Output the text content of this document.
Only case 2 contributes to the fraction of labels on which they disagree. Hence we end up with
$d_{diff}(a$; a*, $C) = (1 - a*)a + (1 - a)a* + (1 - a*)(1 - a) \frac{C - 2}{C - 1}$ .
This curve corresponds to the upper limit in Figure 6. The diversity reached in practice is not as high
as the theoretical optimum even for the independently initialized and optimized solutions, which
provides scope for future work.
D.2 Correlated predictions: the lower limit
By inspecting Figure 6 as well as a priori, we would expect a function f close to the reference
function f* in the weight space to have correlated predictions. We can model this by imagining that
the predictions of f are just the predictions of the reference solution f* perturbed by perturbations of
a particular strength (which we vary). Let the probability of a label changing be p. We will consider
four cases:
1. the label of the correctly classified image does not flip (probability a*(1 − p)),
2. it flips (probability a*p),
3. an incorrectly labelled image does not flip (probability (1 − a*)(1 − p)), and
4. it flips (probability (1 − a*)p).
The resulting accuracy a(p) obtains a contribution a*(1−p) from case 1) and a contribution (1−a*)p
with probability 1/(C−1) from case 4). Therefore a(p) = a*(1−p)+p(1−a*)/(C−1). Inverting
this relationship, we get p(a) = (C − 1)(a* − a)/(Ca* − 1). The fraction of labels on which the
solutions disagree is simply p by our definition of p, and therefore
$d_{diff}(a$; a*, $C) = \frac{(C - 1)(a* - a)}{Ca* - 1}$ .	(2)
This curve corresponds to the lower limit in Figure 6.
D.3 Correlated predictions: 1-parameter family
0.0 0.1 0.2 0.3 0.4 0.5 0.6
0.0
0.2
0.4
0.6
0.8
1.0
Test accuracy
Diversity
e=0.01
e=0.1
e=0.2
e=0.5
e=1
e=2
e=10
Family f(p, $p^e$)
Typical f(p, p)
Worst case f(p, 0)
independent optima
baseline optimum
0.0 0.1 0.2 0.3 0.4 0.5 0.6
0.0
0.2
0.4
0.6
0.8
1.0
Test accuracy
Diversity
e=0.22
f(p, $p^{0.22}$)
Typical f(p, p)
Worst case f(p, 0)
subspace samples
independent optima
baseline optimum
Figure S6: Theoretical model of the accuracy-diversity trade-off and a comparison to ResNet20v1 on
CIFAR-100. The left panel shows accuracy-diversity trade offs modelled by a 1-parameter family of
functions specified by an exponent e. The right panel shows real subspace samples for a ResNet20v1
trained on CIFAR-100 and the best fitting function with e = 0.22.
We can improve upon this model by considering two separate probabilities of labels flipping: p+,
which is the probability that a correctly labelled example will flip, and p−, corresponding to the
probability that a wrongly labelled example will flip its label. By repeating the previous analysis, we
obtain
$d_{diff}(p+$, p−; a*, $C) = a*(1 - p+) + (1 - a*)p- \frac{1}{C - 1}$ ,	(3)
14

▶ What the task requires
In the listing above, find each line with the word "disagree" and copy it.

▶ Solution for this exercise
Only case 2 contributes to the fraction of labels on which they disagree. Hence we end up with
solutions disagree is simply p by our definition of p, and therefore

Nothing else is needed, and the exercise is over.